● **EXERCISE INSTRUCTIONS**
Each entry below should be returned exactly as is, with the pictures removed.

● **DATA**
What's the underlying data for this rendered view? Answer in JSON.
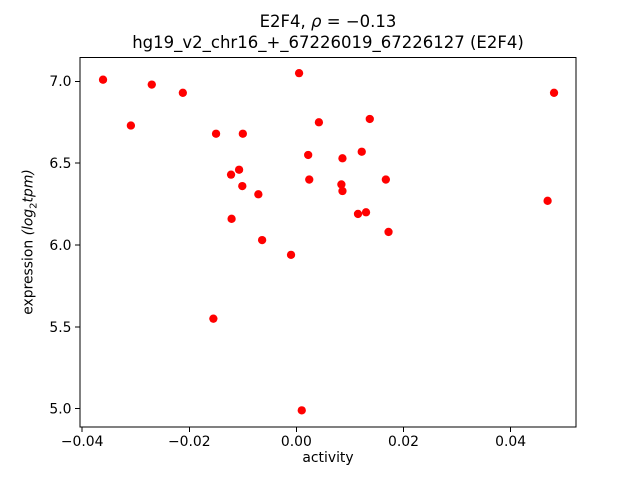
{
  "chart_data": {
    "type": "scatter",
    "title": "E2F4, ρ = −0.13",
    "title_parts": {
      "prefix": "E2F4, ",
      "rho": "ρ",
      "suffix": " = −0.13"
    },
    "subtitle": "hg19_v2_chr16_+_67226019_67226127 (E2F4)",
    "xlabel": "activity",
    "ylabel": "expression (log2tpm)",
    "ylabel_parts": {
      "prefix": "expression ",
      "paren_open": "(",
      "log": "log",
      "sub": "2",
      "tpm": "tpm",
      "paren_close": ")"
    },
    "marker_color": "#ff0000",
    "axis_color": "#000000",
    "background_color": "#ffffff",
    "grid": false,
    "xlim": [
      -0.0404,
      0.0522
    ],
    "ylim": [
      4.887,
      7.145
    ],
    "xticks": {
      "values": [
        -0.04,
        -0.02,
        0.0,
        0.02,
        0.04
      ],
      "labels": [
        "−0.04",
        "−0.02",
        "0.00",
        "0.02",
        "0.04"
      ]
    },
    "yticks": {
      "values": [
        7.0,
        6.5,
        6.0,
        5.5,
        5.0
      ],
      "labels": [
        "7.0",
        "6.5",
        "6.0",
        "5.5",
        "5.0"
      ]
    },
    "points": [
      [
        -0.0361,
        7.01
      ],
      [
        -0.027,
        6.98
      ],
      [
        -0.0212,
        6.93
      ],
      [
        -0.0309,
        6.73
      ],
      [
        0.0005,
        7.05
      ],
      [
        -0.015,
        6.68
      ],
      [
        -0.01,
        6.68
      ],
      [
        0.0042,
        6.75
      ],
      [
        0.0022,
        6.55
      ],
      [
        -0.0122,
        6.43
      ],
      [
        -0.0107,
        6.46
      ],
      [
        -0.0101,
        6.36
      ],
      [
        -0.0071,
        6.31
      ],
      [
        0.0024,
        6.4
      ],
      [
        -0.0121,
        6.16
      ],
      [
        -0.0064,
        6.03
      ],
      [
        0.0481,
        6.93
      ],
      [
        0.0137,
        6.77
      ],
      [
        0.0086,
        6.53
      ],
      [
        0.0122,
        6.57
      ],
      [
        0.0084,
        6.37
      ],
      [
        0.0086,
        6.33
      ],
      [
        0.0167,
        6.4
      ],
      [
        0.0115,
        6.19
      ],
      [
        0.013,
        6.2
      ],
      [
        0.0172,
        6.08
      ],
      [
        0.0469,
        6.27
      ],
      [
        -0.001,
        5.94
      ],
      [
        -0.0155,
        5.55
      ],
      [
        0.001,
        4.99
      ]
    ]
  }
}
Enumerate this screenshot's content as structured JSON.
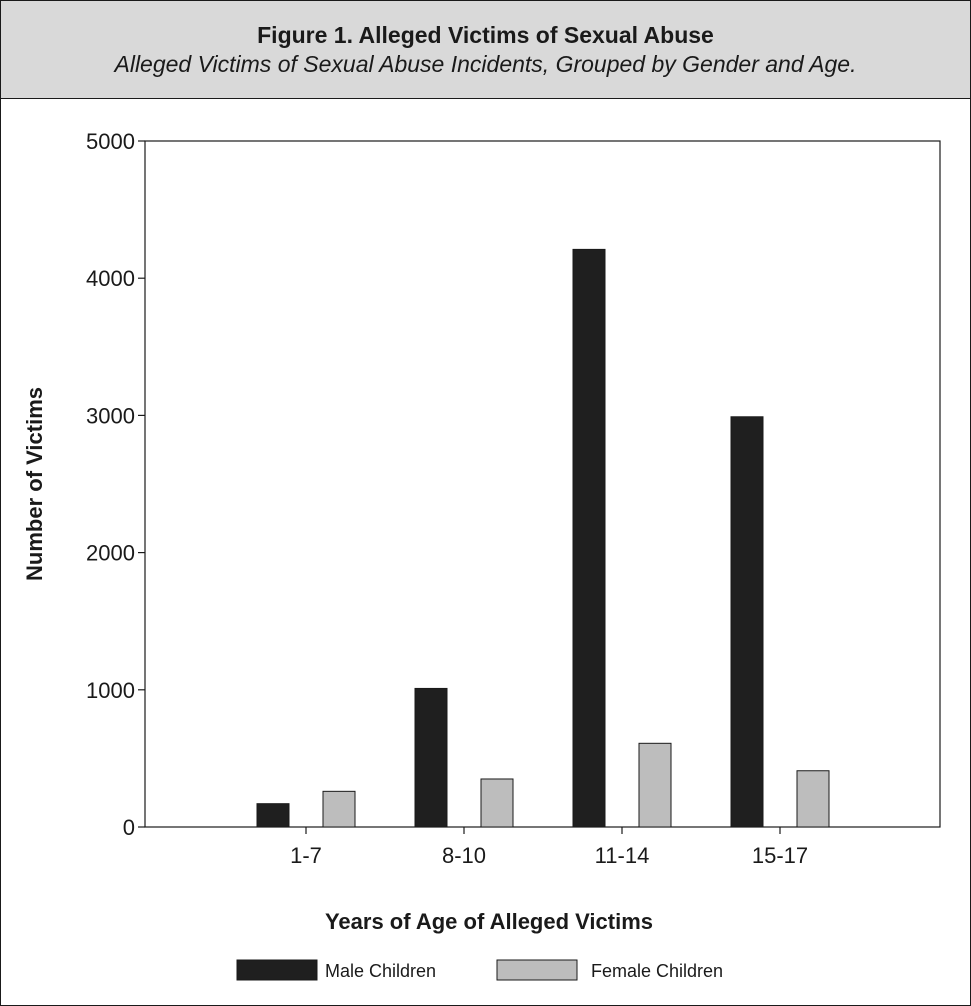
{
  "figure": {
    "title": "Figure 1. Alleged Victims of Sexual Abuse",
    "subtitle": "Alleged Victims of Sexual Abuse Incidents, Grouped by Gender and Age."
  },
  "chart_data": {
    "type": "bar",
    "categories": [
      "1-7",
      "8-10",
      "11-14",
      "15-17"
    ],
    "series": [
      {
        "name": "Male Children",
        "color": "#1f1f1f",
        "values": [
          170,
          1010,
          4210,
          2990
        ]
      },
      {
        "name": "Female Children",
        "color": "#bdbdbd",
        "values": [
          260,
          350,
          610,
          410
        ]
      }
    ],
    "xlabel": "Years of Age of Alleged Victims",
    "ylabel": "Number of Victims",
    "ylim": [
      0,
      5000
    ],
    "yticks": [
      0,
      1000,
      2000,
      3000,
      4000,
      5000
    ],
    "grid": false,
    "legend_position": "bottom-center"
  }
}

● **FINISHED ANSWER**
What's the underlying data for this rendered view? Answer in JSON.
{
  "chart_data": {
    "type": "scatter",
    "title": "E2F4, ρ = −0.13",
    "title_parts": {
      "prefix": "E2F4, ",
      "rho": "ρ",
      "suffix": " = −0.13"
    },
    "subtitle": "hg19_v2_chr16_+_67226019_67226127 (E2F4)",
    "xlabel": "activity",
    "ylabel": "expression (log2tpm)",
    "ylabel_parts": {
      "prefix": "expression ",
      "paren_open": "(",
      "log": "log",
      "sub": "2",
      "tpm": "tpm",
      "paren_close": ")"
    },
    "marker_color": "#ff0000",
    "axis_color": "#000000",
    "background_color": "#ffffff",
    "grid": false,
    "xlim": [
      -0.0404,
      0.0522
    ],
    "ylim": [
      4.887,
      7.145
    ],
    "xticks": {
      "values": [
        -0.04,
        -0.02,
        0.0,
        0.02,
        0.04
      ],
      "labels": [
        "−0.04",
        "−0.02",
        "0.00",
        "0.02",
        "0.04"
      ]
    },
    "yticks": {
      "values": [
        7.0,
        6.5,
        6.0,
        5.5,
        5.0
      ],
      "labels": [
        "7.0",
        "6.5",
        "6.0",
        "5.5",
        "5.0"
      ]
    },
    "points": [
      [
        -0.0361,
        7.01
      ],
      [
        -0.027,
        6.98
      ],
      [
        -0.0212,
        6.93
      ],
      [
        -0.0309,
        6.73
      ],
      [
        0.0005,
        7.05
      ],
      [
        -0.015,
        6.68
      ],
      [
        -0.01,
        6.68
      ],
      [
        0.0042,
        6.75
      ],
      [
        0.0022,
        6.55
      ],
      [
        -0.0122,
        6.43
      ],
      [
        -0.0107,
        6.46
      ],
      [
        -0.0101,
        6.36
      ],
      [
        -0.0071,
        6.31
      ],
      [
        0.0024,
        6.4
      ],
      [
        -0.0121,
        6.16
      ],
      [
        -0.0064,
        6.03
      ],
      [
        0.0481,
        6.93
      ],
      [
        0.0137,
        6.77
      ],
      [
        0.0086,
        6.53
      ],
      [
        0.0122,
        6.57
      ],
      [
        0.0084,
        6.37
      ],
      [
        0.0086,
        6.33
      ],
      [
        0.0167,
        6.4
      ],
      [
        0.0115,
        6.19
      ],
      [
        0.013,
        6.2
      ],
      [
        0.0172,
        6.08
      ],
      [
        0.0469,
        6.27
      ],
      [
        -0.001,
        5.94
      ],
      [
        -0.0155,
        5.55
      ],
      [
        0.001,
        4.99
      ]
    ]
  }
}
Enumerate this screenshot's content as structured JSON.
{
  "figure": {
    "title": "Figure 1. Alleged Victims of Sexual Abuse",
    "subtitle": "Alleged Victims of Sexual Abuse Incidents, Grouped by Gender and Age."
  },
  "chart_data": {
    "type": "bar",
    "categories": [
      "1-7",
      "8-10",
      "11-14",
      "15-17"
    ],
    "series": [
      {
        "name": "Male Children",
        "color": "#1f1f1f",
        "values": [
          170,
          1010,
          4210,
          2990
        ]
      },
      {
        "name": "Female Children",
        "color": "#bdbdbd",
        "values": [
          260,
          350,
          610,
          410
        ]
      }
    ],
    "xlabel": "Years of Age of Alleged Victims",
    "ylabel": "Number of Victims",
    "ylim": [
      0,
      5000
    ],
    "yticks": [
      0,
      1000,
      2000,
      3000,
      4000,
      5000
    ],
    "grid": false,
    "legend_position": "bottom-center"
  }
}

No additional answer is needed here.